| What you will do |
Go through the entries below and pick out every line with "this".

| Given records |
▬▬▬

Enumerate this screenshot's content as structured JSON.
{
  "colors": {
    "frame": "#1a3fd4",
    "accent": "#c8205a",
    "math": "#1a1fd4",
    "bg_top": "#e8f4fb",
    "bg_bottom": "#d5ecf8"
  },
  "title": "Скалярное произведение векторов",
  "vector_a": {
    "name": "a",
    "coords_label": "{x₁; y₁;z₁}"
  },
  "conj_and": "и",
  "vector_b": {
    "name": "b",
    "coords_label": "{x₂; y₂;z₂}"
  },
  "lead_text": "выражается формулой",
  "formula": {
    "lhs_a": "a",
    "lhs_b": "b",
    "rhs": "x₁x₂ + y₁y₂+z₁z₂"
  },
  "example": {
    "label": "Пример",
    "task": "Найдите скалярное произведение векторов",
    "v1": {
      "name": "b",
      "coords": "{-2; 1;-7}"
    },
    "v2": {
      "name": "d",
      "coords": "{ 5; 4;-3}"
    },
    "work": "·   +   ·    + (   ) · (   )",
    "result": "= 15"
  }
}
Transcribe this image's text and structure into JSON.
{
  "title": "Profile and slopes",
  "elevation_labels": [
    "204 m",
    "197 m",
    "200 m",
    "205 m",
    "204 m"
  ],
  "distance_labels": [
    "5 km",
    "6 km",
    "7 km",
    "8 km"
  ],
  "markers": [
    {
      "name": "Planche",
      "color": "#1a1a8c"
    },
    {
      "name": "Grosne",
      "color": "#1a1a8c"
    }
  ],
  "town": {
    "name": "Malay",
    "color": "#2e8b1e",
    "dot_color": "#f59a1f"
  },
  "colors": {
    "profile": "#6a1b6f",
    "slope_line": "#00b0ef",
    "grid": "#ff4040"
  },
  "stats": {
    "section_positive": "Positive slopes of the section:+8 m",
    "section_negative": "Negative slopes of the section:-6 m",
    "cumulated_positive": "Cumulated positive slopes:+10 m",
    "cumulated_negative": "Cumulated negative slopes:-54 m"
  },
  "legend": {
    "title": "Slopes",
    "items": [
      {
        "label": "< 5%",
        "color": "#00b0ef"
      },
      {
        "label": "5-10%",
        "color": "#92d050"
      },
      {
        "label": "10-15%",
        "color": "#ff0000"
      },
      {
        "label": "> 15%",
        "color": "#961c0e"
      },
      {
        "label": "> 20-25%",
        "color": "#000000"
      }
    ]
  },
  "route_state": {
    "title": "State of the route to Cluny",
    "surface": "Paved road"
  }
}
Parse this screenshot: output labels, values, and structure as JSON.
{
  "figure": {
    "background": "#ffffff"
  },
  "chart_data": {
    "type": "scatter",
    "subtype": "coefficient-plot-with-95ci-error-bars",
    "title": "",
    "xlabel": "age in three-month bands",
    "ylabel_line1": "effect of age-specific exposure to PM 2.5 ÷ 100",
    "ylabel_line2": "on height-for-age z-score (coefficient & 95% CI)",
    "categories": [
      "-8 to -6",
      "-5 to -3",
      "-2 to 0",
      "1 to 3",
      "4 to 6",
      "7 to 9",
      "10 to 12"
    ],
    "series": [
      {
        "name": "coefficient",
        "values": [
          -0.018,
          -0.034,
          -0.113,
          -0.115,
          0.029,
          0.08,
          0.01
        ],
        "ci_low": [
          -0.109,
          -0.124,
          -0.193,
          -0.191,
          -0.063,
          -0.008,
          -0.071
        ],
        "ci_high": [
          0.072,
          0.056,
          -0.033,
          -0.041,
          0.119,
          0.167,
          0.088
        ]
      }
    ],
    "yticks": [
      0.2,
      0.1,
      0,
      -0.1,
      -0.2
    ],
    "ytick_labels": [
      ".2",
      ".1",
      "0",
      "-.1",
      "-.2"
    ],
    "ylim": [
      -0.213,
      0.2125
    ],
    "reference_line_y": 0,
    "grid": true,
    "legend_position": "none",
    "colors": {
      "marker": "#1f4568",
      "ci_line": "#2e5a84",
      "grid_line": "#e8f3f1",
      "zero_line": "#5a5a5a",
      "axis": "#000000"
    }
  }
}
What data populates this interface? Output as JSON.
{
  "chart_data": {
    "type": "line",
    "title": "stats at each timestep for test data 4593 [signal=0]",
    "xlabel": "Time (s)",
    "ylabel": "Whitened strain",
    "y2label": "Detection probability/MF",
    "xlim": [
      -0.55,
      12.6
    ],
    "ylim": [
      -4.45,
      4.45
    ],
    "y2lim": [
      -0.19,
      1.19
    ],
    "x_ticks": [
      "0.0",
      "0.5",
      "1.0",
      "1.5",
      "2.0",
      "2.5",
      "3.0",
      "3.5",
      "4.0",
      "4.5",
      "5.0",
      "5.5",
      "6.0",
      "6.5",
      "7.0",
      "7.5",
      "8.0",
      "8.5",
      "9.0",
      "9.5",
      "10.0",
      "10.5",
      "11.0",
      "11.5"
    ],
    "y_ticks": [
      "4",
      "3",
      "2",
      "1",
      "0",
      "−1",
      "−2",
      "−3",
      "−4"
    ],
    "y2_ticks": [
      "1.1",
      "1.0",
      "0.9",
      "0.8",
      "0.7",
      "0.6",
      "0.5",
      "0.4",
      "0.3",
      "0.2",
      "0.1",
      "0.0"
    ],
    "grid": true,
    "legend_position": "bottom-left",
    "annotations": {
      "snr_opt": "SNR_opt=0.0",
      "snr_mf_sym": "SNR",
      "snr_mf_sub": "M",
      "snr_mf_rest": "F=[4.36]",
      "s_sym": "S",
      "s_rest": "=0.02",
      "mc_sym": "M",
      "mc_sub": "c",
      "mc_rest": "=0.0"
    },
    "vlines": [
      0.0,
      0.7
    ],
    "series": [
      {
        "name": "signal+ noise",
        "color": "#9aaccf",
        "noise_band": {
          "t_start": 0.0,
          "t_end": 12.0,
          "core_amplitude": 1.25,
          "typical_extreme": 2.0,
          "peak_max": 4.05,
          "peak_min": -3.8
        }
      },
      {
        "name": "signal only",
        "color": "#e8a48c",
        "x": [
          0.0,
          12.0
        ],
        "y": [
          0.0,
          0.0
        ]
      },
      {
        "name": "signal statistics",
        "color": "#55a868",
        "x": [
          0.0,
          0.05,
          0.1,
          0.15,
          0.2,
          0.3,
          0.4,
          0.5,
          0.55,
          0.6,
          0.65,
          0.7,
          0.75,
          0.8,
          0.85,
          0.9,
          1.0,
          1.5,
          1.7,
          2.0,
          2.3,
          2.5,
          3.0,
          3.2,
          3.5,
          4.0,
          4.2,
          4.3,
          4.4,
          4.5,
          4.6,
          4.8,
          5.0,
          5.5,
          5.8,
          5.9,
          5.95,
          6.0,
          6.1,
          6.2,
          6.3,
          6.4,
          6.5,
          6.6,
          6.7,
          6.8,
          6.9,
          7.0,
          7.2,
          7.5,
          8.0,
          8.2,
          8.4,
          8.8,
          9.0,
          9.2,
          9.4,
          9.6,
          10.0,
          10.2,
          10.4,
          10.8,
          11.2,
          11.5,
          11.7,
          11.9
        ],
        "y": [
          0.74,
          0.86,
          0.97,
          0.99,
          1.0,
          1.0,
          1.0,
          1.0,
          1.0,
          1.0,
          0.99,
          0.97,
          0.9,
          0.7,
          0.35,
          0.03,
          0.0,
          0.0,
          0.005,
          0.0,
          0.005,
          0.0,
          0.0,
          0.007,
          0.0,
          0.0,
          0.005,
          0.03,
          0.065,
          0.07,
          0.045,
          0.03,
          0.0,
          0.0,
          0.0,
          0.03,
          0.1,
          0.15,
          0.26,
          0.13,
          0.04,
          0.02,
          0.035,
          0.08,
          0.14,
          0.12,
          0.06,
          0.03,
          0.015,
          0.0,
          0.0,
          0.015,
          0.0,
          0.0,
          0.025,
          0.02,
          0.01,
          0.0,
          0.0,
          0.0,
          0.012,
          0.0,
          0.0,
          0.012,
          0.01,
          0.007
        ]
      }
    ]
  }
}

▬▬▬

| The response |
Enumerate this screenshot's content as structured JSON.
Transcribe this image's text and structure into JSON.
Parse this screenshot: output labels, values, and structure as JSON.
What data populates this interface? Output as JSON.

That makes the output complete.